*Available records*.

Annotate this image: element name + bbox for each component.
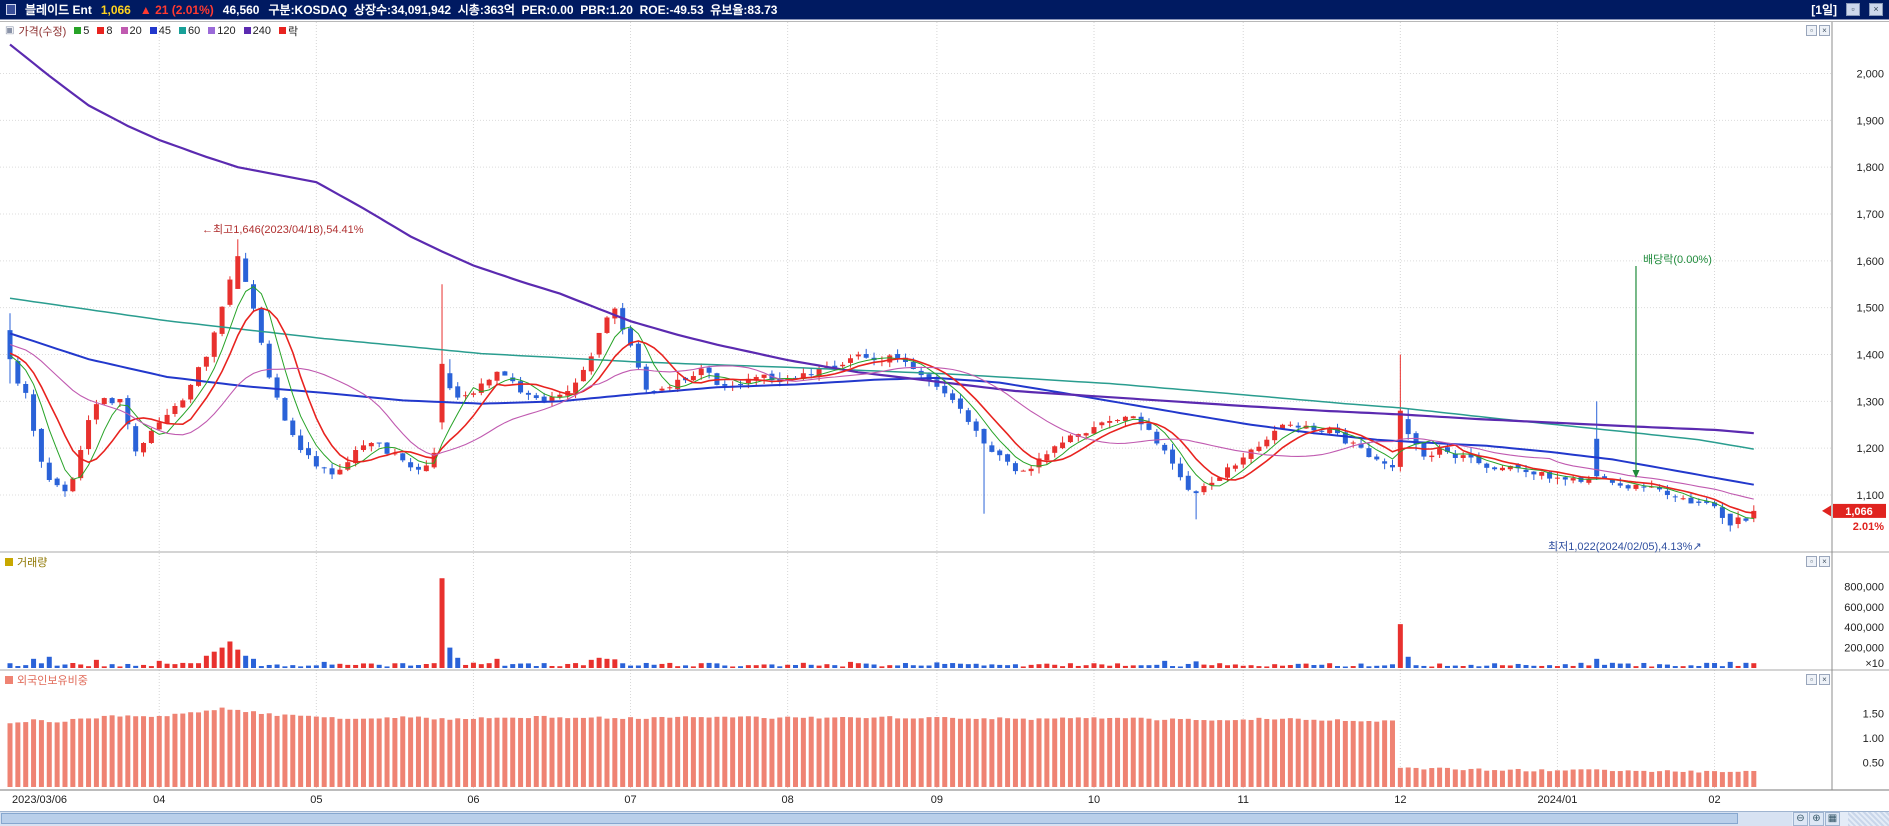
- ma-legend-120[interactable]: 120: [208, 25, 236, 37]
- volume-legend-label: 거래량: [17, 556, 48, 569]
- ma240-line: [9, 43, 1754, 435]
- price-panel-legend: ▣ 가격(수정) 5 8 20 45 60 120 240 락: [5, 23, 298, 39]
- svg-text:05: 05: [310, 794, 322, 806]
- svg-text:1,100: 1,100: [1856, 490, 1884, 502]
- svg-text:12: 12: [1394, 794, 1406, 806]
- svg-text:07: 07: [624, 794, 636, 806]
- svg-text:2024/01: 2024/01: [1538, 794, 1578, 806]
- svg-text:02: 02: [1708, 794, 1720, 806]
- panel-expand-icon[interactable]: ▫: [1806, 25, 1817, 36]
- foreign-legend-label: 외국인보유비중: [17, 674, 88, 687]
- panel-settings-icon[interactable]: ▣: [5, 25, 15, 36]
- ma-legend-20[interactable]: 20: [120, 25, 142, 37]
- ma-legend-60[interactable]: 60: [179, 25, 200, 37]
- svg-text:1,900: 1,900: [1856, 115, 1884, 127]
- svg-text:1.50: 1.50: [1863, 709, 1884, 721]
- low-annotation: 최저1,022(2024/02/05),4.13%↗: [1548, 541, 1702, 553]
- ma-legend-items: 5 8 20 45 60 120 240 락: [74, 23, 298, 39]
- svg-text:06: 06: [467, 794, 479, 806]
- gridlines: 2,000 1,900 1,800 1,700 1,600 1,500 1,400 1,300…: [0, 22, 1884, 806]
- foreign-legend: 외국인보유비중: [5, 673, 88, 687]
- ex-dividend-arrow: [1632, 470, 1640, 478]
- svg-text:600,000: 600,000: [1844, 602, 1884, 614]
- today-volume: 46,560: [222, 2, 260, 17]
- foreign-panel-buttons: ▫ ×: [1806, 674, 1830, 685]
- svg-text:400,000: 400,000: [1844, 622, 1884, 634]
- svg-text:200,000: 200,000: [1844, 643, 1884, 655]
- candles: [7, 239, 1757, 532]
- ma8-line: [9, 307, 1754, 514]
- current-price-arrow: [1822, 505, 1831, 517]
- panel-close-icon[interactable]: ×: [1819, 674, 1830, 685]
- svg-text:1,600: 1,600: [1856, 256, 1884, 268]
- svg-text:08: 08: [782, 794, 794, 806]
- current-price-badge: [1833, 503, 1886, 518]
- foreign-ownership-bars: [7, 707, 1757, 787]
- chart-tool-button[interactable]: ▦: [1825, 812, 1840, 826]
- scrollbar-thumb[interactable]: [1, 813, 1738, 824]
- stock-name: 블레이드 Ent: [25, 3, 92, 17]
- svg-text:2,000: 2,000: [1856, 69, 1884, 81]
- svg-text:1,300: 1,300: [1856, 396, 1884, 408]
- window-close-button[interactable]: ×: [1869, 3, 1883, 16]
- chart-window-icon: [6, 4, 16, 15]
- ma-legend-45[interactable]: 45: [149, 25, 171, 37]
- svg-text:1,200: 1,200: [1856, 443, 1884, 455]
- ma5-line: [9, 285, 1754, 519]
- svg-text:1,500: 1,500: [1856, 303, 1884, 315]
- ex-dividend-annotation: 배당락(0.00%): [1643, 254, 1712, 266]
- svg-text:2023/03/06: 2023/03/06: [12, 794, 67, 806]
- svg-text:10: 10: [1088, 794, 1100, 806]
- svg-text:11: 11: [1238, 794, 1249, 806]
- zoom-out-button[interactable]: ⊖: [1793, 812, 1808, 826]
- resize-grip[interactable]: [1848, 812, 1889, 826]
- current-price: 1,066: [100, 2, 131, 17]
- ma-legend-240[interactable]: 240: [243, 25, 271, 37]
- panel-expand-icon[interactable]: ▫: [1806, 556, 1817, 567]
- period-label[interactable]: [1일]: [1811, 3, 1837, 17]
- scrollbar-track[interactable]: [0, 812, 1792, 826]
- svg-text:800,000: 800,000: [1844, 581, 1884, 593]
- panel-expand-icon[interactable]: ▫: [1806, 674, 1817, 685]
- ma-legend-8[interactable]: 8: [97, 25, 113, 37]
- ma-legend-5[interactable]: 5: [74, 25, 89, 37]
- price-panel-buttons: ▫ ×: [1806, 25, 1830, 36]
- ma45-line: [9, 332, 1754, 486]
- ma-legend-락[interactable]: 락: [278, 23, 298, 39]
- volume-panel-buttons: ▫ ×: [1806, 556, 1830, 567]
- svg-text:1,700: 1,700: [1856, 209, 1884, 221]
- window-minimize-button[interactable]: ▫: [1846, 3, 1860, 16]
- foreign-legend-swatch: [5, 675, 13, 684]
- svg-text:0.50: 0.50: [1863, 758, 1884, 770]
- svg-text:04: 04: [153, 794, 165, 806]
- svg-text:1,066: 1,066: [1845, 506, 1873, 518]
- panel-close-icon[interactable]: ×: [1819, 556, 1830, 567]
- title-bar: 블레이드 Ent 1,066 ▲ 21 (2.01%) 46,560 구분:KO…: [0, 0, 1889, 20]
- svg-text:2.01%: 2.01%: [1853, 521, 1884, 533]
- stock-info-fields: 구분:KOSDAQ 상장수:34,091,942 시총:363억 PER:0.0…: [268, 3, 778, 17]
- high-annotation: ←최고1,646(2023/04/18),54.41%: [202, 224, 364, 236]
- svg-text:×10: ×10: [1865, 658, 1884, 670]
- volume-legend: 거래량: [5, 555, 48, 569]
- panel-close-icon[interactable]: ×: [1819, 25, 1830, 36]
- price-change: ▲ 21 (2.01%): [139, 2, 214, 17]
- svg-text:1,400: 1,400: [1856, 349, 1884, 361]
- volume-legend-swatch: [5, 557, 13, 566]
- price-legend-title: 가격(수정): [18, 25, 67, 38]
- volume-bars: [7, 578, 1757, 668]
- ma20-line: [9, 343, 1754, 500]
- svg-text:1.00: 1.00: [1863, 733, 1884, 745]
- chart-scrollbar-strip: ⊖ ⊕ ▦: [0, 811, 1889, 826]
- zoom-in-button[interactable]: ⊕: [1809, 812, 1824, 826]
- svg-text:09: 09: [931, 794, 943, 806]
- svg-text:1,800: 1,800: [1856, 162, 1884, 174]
---
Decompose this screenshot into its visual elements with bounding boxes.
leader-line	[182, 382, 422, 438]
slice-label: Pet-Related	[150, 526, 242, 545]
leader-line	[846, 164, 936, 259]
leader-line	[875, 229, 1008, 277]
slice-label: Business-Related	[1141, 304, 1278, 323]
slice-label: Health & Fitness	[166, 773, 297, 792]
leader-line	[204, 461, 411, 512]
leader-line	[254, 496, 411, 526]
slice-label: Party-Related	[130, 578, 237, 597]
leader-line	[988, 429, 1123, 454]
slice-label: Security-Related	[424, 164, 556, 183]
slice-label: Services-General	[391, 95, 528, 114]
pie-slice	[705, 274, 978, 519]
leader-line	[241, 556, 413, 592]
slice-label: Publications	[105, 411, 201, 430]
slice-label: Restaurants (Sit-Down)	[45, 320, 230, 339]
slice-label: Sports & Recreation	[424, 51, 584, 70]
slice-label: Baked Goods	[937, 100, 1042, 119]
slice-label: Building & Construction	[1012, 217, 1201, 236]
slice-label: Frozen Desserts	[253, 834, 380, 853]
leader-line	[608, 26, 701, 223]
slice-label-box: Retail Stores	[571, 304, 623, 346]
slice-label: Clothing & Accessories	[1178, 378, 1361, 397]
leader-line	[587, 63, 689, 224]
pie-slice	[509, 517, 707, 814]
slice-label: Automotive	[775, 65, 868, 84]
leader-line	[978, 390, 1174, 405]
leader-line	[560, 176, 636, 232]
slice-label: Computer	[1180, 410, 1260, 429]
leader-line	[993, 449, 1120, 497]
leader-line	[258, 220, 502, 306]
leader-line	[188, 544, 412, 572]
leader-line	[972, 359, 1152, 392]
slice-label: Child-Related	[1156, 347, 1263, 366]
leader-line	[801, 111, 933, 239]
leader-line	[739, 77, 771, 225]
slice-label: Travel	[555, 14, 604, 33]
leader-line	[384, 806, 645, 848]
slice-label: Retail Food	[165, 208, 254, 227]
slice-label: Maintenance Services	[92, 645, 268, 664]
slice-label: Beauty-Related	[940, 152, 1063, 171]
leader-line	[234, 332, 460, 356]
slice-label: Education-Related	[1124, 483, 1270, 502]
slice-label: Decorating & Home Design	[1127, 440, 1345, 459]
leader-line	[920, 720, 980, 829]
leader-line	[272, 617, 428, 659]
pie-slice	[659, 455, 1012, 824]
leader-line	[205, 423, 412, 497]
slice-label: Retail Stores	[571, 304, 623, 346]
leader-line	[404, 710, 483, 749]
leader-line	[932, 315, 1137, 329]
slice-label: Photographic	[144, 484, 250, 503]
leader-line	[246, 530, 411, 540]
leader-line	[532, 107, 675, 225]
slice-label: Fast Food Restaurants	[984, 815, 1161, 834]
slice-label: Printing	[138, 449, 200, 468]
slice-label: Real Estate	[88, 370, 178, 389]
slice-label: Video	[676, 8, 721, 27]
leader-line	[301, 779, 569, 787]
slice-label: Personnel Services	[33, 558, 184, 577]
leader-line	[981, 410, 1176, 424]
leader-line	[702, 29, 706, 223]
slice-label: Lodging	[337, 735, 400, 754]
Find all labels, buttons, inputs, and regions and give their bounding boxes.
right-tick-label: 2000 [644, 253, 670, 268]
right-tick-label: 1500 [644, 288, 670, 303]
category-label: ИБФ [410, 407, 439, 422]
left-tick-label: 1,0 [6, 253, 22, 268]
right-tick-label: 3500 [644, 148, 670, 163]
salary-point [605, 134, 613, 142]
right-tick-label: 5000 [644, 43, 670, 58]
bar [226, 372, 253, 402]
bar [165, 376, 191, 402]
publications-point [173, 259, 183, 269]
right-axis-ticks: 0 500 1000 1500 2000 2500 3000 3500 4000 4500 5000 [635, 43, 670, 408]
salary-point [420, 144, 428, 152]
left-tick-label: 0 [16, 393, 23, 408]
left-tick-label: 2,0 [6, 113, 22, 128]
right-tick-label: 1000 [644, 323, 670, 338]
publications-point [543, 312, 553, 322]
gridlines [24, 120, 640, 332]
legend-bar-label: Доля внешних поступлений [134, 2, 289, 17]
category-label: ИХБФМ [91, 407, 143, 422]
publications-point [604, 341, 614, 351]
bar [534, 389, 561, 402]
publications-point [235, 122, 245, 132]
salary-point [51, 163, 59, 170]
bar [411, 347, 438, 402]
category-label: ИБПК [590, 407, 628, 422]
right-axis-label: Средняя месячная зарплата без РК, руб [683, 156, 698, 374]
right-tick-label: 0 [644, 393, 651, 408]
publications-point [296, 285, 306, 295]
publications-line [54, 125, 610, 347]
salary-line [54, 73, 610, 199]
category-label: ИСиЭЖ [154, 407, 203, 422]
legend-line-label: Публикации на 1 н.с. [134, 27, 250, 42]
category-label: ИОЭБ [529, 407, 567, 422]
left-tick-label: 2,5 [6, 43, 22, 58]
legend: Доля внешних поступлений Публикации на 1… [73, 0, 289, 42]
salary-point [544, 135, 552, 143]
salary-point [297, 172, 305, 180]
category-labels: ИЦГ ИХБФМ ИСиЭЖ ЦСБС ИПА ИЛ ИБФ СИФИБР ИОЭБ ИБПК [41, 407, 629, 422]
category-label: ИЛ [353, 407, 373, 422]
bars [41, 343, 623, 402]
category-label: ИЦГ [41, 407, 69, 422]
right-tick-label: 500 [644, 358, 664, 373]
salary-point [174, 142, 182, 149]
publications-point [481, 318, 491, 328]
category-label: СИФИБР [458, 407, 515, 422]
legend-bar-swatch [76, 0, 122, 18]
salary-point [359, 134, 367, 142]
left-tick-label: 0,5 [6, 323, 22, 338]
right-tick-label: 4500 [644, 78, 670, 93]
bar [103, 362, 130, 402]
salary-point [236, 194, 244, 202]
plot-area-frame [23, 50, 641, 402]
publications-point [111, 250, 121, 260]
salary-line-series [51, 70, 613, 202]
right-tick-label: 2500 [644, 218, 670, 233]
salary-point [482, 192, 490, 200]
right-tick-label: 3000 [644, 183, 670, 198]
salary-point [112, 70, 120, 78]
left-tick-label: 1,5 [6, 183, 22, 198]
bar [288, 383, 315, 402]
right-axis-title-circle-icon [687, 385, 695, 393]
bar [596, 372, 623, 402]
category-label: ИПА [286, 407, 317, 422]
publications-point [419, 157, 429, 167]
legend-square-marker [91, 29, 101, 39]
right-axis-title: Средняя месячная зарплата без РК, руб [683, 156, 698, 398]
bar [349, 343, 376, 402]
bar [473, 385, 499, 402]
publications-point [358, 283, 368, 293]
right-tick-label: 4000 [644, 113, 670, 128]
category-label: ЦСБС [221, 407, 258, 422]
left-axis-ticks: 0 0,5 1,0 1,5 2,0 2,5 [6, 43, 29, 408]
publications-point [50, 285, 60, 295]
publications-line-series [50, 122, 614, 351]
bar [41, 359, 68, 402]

*What is asked*. Rewrite the lines of the listing between the line holding "- ma-legend-120[interactable]: 120: [208, 25, 236, 37]" and the line holding "- ma-legend-20[interactable]: 20: [120, 25, 142, 37]", inclusive, replacing "interactable" with "clickable" and leaving everything else unchanged. Give only those lines.

*The completed task*.
- ma-legend-120[clickable]: 120: [208, 25, 236, 37]
- volume-legend-label: 거래량: [17, 556, 48, 569]
- ma240-line: [9, 43, 1754, 435]
- price-panel-legend: ▣ 가격(수정) 5 8 20 45 60 120 240 락: [5, 23, 298, 39]
- svg-text:05: 05: [310, 794, 322, 806]
- svg-text:1,100: 1,100: [1856, 490, 1884, 502]
- svg-text:12: 12: [1394, 794, 1406, 806]
- svg-text:07: 07: [624, 794, 636, 806]
- svg-text:2024/01: 2024/01: [1538, 794, 1578, 806]
- svg-text:02: 02: [1708, 794, 1720, 806]
- panel-expand-icon[clickable]: ▫: [1806, 25, 1817, 36]
- foreign-legend-label: 외국인보유비중: [17, 674, 88, 687]
- panel-settings-icon[clickable]: ▣: [5, 25, 15, 36]
- ma-legend-20[clickable]: 20: [120, 25, 142, 37]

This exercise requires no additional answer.